In the listing below, locate the lines that hold the string "this". Copy those lines.

_Material to process_
+--
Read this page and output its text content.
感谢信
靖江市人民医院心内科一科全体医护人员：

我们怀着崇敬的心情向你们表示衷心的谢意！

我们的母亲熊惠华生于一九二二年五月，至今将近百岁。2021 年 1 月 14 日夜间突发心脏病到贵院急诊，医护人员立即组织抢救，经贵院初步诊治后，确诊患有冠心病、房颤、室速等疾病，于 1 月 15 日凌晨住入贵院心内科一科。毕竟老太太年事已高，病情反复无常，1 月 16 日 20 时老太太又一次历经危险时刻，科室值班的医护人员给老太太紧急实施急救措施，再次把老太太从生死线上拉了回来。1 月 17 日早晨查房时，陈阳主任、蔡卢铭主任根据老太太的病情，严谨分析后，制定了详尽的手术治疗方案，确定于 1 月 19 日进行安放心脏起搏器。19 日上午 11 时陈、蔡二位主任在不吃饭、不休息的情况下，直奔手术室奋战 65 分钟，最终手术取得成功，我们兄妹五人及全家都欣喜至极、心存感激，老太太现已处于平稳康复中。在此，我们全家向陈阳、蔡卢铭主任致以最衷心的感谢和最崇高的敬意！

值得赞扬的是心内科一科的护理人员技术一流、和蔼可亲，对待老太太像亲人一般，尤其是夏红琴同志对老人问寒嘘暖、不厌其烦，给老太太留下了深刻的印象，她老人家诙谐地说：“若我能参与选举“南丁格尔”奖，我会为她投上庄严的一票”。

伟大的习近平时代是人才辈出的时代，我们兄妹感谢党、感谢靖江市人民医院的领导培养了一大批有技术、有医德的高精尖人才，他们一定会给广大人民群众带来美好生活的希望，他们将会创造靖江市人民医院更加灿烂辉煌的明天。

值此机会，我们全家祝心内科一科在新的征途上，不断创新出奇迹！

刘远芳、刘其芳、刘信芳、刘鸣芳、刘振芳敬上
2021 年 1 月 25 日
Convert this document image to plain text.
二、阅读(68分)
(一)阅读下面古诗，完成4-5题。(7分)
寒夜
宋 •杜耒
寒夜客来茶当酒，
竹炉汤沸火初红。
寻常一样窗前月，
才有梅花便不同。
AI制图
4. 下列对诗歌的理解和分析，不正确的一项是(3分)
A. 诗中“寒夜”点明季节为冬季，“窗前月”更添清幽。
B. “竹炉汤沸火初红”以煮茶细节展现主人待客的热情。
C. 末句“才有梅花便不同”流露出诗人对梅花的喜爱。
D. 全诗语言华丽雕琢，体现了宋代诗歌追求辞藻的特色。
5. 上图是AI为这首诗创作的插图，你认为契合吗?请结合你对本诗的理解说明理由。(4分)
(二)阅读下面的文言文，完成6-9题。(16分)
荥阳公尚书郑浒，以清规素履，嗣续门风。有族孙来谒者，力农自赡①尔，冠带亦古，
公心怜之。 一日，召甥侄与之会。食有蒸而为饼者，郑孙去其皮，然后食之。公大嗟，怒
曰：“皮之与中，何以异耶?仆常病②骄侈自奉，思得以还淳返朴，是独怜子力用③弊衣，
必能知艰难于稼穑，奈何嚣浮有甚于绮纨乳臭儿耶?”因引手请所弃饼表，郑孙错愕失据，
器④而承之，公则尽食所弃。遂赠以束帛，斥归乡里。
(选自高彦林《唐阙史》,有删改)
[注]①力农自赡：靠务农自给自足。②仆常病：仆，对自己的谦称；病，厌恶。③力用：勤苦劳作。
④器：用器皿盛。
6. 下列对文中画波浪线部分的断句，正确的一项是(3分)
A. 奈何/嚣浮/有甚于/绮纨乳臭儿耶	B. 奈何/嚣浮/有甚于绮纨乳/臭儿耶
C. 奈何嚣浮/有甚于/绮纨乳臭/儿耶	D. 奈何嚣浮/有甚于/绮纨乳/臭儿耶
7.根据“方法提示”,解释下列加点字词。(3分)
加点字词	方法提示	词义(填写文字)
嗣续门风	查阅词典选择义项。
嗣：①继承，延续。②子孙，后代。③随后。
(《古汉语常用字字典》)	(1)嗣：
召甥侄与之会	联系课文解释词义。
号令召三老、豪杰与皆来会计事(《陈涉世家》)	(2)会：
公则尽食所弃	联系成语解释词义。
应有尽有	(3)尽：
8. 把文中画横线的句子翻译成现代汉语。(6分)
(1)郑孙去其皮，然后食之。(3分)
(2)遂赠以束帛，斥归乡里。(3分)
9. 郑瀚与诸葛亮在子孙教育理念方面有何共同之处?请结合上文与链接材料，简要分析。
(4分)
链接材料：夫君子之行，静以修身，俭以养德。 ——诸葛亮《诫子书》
+--
_Worked answer_
Read this page and output its text content.
Convert this document image to plain text.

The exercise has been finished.